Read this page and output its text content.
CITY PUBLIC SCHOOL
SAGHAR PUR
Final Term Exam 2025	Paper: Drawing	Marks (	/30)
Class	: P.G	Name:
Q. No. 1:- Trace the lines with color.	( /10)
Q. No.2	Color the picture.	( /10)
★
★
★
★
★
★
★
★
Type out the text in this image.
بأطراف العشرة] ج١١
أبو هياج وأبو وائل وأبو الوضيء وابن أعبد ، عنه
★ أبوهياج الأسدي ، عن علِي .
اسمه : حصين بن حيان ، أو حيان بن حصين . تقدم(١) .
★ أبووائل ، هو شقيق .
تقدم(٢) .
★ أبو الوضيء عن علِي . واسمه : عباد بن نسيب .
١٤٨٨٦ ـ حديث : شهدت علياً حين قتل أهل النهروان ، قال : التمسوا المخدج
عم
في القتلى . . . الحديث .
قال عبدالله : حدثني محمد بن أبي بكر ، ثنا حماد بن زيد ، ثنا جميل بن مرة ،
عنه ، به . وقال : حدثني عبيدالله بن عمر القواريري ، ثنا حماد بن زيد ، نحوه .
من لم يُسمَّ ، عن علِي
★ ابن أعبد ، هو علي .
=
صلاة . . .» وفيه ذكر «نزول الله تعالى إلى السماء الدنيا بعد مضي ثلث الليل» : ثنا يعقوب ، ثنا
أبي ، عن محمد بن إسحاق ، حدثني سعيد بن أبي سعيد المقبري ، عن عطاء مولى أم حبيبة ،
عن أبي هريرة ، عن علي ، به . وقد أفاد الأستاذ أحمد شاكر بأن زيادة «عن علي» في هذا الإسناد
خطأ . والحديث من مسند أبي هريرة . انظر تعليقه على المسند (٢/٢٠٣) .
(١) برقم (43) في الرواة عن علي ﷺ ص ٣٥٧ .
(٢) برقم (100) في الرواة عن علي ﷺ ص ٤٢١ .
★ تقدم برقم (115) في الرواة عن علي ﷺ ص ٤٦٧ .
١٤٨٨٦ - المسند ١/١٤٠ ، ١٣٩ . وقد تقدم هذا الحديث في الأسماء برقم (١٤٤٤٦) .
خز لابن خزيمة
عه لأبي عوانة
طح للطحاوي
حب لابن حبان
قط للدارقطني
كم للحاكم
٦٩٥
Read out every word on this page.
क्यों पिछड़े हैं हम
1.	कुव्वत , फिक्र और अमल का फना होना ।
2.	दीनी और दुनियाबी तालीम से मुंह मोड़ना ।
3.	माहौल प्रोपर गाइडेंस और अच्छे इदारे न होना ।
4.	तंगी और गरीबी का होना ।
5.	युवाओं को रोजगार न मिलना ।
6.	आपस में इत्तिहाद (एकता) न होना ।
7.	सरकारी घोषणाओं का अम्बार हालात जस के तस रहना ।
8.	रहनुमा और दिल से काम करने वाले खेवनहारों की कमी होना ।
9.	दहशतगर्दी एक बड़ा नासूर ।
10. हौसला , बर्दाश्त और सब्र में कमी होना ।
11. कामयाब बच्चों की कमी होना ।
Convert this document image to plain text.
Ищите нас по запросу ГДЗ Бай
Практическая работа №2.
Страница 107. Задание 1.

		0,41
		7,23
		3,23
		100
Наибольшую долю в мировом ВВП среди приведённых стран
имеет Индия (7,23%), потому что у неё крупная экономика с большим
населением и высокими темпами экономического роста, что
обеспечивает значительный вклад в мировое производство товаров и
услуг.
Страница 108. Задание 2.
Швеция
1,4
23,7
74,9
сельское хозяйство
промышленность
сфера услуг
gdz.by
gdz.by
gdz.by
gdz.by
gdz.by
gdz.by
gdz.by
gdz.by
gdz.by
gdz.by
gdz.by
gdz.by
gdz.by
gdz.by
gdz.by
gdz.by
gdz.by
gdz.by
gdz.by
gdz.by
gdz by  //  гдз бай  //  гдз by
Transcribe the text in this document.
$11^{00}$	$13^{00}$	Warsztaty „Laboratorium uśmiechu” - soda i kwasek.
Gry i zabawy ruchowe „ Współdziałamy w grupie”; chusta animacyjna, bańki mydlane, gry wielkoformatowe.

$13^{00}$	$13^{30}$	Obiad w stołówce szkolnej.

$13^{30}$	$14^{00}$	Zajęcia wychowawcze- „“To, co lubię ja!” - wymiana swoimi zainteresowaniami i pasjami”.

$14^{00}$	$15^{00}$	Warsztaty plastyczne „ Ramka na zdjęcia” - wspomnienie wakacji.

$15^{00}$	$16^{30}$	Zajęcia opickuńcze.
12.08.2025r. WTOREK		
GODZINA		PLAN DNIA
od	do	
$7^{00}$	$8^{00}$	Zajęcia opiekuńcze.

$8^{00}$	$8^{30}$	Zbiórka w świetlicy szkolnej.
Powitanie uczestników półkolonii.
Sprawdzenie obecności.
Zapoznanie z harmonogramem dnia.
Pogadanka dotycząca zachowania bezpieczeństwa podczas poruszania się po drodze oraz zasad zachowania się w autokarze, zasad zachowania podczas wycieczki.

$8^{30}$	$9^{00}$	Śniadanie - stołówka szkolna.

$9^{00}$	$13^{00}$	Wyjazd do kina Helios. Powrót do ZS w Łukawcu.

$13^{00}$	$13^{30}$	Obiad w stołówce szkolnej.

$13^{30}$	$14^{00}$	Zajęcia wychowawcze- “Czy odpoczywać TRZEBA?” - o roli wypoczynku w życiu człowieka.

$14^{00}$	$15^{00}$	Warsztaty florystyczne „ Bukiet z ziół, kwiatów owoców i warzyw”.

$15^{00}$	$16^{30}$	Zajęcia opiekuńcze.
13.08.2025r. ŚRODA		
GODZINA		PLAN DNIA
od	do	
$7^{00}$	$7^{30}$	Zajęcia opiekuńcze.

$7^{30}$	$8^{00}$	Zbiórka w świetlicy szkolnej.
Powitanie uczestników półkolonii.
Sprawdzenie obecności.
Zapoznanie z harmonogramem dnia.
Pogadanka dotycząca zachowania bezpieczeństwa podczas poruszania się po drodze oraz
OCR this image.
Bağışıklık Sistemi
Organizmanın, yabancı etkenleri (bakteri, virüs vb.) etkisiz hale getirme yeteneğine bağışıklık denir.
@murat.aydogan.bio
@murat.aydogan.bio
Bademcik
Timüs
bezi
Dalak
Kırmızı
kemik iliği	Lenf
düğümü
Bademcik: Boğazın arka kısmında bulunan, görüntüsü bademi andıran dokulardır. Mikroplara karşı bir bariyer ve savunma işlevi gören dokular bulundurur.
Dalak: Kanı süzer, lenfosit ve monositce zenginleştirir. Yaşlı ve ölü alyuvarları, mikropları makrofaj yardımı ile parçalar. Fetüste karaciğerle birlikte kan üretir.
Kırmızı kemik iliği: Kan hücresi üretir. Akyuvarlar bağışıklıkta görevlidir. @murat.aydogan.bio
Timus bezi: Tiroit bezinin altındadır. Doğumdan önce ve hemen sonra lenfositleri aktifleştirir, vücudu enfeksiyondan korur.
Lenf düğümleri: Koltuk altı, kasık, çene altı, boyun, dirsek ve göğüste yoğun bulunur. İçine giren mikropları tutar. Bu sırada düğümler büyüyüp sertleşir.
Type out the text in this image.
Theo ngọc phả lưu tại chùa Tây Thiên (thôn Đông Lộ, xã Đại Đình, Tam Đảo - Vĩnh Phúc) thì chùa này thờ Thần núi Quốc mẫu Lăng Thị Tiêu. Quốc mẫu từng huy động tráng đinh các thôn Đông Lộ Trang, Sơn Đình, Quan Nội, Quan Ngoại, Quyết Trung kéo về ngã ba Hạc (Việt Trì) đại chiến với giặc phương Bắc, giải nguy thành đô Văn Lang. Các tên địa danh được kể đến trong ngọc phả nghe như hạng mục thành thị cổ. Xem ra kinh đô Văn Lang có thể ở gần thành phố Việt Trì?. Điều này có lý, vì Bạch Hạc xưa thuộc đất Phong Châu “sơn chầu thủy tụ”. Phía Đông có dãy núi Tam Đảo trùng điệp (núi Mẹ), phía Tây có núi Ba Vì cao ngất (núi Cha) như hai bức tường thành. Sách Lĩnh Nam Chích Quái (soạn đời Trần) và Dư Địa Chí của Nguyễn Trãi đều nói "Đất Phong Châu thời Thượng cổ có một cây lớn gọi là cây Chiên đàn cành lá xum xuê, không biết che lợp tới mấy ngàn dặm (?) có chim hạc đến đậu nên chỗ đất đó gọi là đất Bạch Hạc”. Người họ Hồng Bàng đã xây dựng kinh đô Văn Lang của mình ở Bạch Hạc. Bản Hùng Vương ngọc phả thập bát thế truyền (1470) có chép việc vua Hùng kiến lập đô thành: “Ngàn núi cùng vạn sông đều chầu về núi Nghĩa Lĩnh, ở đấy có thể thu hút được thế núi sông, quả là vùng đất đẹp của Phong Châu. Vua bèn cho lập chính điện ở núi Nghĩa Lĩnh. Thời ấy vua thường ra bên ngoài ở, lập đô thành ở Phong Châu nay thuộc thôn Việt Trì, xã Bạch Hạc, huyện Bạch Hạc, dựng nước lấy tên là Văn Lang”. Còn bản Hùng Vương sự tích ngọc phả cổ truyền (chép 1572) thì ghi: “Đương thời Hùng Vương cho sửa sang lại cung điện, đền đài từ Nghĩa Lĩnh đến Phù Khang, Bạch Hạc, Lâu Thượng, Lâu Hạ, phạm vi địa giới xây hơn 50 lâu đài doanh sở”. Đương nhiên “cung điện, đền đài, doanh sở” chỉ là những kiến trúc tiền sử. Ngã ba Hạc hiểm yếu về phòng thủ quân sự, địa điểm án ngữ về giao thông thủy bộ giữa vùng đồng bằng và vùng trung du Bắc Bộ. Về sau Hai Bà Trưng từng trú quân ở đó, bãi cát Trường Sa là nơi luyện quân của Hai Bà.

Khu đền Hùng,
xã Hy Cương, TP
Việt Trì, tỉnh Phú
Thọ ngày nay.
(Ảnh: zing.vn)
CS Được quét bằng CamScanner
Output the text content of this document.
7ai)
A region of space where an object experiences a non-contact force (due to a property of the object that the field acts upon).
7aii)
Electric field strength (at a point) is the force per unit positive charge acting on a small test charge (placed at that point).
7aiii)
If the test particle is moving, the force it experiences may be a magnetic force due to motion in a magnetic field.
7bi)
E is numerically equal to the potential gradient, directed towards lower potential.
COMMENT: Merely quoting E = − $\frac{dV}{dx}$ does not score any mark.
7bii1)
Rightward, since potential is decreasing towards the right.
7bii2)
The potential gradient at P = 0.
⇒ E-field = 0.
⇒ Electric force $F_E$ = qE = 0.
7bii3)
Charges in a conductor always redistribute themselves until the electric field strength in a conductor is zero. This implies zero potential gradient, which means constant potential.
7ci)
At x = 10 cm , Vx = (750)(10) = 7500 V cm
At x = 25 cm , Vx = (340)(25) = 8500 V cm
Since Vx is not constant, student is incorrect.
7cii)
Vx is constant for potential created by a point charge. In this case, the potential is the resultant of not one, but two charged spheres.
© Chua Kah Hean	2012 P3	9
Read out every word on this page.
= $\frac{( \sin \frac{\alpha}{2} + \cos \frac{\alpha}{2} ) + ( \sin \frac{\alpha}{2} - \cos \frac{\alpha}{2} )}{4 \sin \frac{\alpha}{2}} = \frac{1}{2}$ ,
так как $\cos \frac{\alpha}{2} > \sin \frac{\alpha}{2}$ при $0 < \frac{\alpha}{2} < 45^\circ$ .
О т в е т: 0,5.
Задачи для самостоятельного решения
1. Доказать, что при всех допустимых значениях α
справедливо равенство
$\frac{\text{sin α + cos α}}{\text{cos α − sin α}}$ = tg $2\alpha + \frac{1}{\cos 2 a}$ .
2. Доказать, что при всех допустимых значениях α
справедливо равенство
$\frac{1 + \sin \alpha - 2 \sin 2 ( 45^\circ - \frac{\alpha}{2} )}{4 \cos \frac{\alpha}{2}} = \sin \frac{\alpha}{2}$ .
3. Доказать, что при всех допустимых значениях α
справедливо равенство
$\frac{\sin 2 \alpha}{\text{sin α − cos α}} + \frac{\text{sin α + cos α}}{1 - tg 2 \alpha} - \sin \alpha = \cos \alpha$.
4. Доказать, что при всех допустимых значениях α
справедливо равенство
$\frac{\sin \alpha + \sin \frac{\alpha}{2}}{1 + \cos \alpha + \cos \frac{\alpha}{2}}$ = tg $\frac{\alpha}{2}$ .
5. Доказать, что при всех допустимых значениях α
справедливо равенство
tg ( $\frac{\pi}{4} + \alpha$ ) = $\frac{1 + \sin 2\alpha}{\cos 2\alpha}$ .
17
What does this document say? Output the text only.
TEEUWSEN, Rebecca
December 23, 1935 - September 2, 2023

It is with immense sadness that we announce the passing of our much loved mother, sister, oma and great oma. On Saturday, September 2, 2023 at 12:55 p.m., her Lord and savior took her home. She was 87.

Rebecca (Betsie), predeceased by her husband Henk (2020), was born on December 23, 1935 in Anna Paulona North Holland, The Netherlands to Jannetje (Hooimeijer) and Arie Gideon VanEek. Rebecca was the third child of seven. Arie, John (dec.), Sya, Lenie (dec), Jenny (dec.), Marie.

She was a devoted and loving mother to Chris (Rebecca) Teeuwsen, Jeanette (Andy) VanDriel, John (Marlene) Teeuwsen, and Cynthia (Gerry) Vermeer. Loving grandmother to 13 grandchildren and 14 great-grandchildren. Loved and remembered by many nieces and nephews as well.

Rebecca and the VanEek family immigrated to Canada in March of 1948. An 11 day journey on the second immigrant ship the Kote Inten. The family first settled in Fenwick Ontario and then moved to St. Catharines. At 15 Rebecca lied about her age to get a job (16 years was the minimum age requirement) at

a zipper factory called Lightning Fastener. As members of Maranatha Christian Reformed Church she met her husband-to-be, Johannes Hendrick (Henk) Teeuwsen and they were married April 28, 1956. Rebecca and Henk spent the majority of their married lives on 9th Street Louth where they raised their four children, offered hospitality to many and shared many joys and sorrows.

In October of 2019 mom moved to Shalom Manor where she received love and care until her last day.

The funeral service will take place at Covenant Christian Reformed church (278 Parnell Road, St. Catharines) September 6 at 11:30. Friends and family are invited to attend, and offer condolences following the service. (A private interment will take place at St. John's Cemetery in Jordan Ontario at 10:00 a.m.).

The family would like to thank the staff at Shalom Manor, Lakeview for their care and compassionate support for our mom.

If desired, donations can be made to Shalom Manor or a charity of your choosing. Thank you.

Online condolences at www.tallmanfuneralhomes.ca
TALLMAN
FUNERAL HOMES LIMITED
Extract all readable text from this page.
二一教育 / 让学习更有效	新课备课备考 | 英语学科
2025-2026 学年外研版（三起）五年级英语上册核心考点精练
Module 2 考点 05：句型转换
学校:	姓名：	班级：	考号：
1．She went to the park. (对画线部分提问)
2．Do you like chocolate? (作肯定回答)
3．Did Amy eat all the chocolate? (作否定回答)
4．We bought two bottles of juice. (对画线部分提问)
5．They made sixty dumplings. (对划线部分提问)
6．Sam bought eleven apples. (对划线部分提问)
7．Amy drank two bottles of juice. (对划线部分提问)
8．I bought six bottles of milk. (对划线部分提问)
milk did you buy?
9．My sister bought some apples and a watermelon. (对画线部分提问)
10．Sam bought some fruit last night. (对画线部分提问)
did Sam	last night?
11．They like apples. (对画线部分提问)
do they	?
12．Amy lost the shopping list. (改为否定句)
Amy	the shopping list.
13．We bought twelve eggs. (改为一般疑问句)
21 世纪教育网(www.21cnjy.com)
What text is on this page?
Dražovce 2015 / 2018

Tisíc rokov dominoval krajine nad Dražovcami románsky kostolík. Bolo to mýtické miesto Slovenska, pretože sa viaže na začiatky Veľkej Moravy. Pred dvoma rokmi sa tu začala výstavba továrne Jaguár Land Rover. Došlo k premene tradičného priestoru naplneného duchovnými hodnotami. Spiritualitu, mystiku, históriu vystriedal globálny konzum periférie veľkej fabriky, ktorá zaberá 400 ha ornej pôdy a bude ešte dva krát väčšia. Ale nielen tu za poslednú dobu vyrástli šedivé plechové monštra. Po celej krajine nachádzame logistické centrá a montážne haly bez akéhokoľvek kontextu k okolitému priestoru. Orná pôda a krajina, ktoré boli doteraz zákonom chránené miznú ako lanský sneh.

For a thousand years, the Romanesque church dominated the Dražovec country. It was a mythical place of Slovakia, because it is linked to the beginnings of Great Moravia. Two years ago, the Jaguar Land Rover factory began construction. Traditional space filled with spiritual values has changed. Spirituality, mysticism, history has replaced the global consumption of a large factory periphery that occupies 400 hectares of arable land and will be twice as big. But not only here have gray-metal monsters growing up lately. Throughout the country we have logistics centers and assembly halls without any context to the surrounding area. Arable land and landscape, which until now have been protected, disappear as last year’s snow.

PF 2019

WHAT YOU ARE ASKED TO DO :: Of all the lines in the material above, how many contain the word "Задание"? Give only the count.

EXPECTED OUTPUT :: 2